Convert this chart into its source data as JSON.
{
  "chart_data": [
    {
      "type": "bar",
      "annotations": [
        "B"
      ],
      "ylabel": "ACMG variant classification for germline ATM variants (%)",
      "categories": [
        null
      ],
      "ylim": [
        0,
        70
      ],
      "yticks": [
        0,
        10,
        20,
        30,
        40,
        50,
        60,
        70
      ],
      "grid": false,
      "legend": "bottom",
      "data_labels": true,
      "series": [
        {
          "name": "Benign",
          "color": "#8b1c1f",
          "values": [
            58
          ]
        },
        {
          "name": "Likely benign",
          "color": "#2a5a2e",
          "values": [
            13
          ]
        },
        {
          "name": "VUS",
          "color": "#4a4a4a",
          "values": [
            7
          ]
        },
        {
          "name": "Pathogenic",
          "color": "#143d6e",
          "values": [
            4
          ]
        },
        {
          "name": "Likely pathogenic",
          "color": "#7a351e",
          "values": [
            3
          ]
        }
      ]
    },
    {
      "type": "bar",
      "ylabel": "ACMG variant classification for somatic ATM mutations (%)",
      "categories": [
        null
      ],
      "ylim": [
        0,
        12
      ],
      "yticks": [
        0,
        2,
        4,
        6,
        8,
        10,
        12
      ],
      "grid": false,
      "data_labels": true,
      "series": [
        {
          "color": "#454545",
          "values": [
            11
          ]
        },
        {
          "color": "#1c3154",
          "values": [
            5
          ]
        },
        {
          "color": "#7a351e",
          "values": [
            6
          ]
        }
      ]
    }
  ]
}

> Exercise requirements
Give back every line of the data exactly as it was written.

> Task solution
Convert this chart into its source data as JSON.
{
  "chart_data": [
    {
      "type": "bar",
      "annotations": [
        "B"
      ],
      "ylabel": "ACMG variant classification for germline ATM variants (%)",
      "categories": [
        null
      ],
      "ylim": [
        0,
        70
      ],
      "yticks": [
        0,
        10,
        20,
        30,
        40,
        50,
        60,
        70
      ],
      "grid": false,
      "legend": "bottom",
      "data_labels": true,
      "series": [
        {
          "name": "Benign",
          "color": "#8b1c1f",
          "values": [
            58
          ]
        },
        {
          "name": "Likely benign",
          "color": "#2a5a2e",
          "values": [
            13
          ]
        },
        {
          "name": "VUS",
          "color": "#4a4a4a",
          "values": [
            7
          ]
        },
        {
          "name": "Pathogenic",
          "color": "#143d6e",
          "values": [
            4
          ]
        },
        {
          "name": "Likely pathogenic",
          "color": "#7a351e",
          "values": [
            3
          ]
        }
      ]
    },
    {
      "type": "bar",
      "ylabel": "ACMG variant classification for somatic ATM mutations (%)",
      "categories": [
        null
      ],
      "ylim": [
        0,
        12
      ],
      "yticks": [
        0,
        2,
        4,
        6,
        8,
        10,
        12
      ],
      "grid": false,
      "data_labels": true,
      "series": [
        {
          "color": "#454545",
          "values": [
            11
          ]
        },
        {
          "color": "#1c3154",
          "values": [
            5
          ]
        },
        {
          "color": "#7a351e",
          "values": [
            6
          ]
        }
      ]
    }
  ]
}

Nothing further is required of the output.